**RECORDS TO USE**
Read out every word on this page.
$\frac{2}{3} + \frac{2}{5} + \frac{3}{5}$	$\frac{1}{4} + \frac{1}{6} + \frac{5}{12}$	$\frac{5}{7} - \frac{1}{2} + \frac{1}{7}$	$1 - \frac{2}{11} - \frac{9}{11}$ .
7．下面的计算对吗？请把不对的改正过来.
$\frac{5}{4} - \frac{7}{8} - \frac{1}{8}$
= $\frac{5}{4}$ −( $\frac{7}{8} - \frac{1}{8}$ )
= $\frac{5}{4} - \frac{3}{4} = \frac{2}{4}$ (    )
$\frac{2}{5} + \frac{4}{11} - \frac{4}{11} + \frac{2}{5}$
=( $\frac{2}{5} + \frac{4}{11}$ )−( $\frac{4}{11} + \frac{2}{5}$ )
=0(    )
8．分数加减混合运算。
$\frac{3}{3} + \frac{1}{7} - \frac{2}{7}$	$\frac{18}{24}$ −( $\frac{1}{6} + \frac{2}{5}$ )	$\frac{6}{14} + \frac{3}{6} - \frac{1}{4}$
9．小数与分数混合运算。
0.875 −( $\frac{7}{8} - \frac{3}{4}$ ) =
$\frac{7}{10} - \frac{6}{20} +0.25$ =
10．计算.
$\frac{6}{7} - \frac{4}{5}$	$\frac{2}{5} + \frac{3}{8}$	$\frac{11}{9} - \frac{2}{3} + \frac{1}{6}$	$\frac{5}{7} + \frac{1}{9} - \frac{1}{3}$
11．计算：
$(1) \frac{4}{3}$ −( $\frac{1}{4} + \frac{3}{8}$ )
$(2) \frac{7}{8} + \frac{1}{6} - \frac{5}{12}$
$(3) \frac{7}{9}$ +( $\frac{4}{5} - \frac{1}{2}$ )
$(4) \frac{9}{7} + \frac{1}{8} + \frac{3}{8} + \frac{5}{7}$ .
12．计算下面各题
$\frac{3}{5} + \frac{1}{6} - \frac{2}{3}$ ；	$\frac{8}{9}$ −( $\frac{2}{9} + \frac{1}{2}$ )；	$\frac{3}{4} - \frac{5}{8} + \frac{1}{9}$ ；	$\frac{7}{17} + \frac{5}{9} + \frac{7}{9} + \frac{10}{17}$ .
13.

**SHORT TASK**
Print the records above exactly as they appear.

**CORRECT ANSWER**
Read out every word on this page.
$\frac{2}{3} + \frac{2}{5} + \frac{3}{5}$	$\frac{1}{4} + \frac{1}{6} + \frac{5}{12}$	$\frac{5}{7} - \frac{1}{2} + \frac{1}{7}$	$1 - \frac{2}{11} - \frac{9}{11}$ .
7．下面的计算对吗？请把不对的改正过来.
$\frac{5}{4} - \frac{7}{8} - \frac{1}{8}$
= $\frac{5}{4}$ −( $\frac{7}{8} - \frac{1}{8}$ )
= $\frac{5}{4} - \frac{3}{4} = \frac{2}{4}$ (    )
$\frac{2}{5} + \frac{4}{11} - \frac{4}{11} + \frac{2}{5}$
=( $\frac{2}{5} + \frac{4}{11}$ )−( $\frac{4}{11} + \frac{2}{5}$ )
=0(    )
8．分数加减混合运算。
$\frac{3}{3} + \frac{1}{7} - \frac{2}{7}$	$\frac{18}{24}$ −( $\frac{1}{6} + \frac{2}{5}$ )	$\frac{6}{14} + \frac{3}{6} - \frac{1}{4}$
9．小数与分数混合运算。
0.875 −( $\frac{7}{8} - \frac{3}{4}$ ) =
$\frac{7}{10} - \frac{6}{20} +0.25$ =
10．计算.
$\frac{6}{7} - \frac{4}{5}$	$\frac{2}{5} + \frac{3}{8}$	$\frac{11}{9} - \frac{2}{3} + \frac{1}{6}$	$\frac{5}{7} + \frac{1}{9} - \frac{1}{3}$
11．计算：
$(1) \frac{4}{3}$ −( $\frac{1}{4} + \frac{3}{8}$ )
$(2) \frac{7}{8} + \frac{1}{6} - \frac{5}{12}$
$(3) \frac{7}{9}$ +( $\frac{4}{5} - \frac{1}{2}$ )
$(4) \frac{9}{7} + \frac{1}{8} + \frac{3}{8} + \frac{5}{7}$ .
12．计算下面各题
$\frac{3}{5} + \frac{1}{6} - \frac{2}{3}$ ；	$\frac{8}{9}$ −( $\frac{2}{9} + \frac{1}{2}$ )；	$\frac{3}{4} - \frac{5}{8} + \frac{1}{9}$ ；	$\frac{7}{17} + \frac{5}{9} + \frac{7}{9} + \frac{10}{17}$ .
13.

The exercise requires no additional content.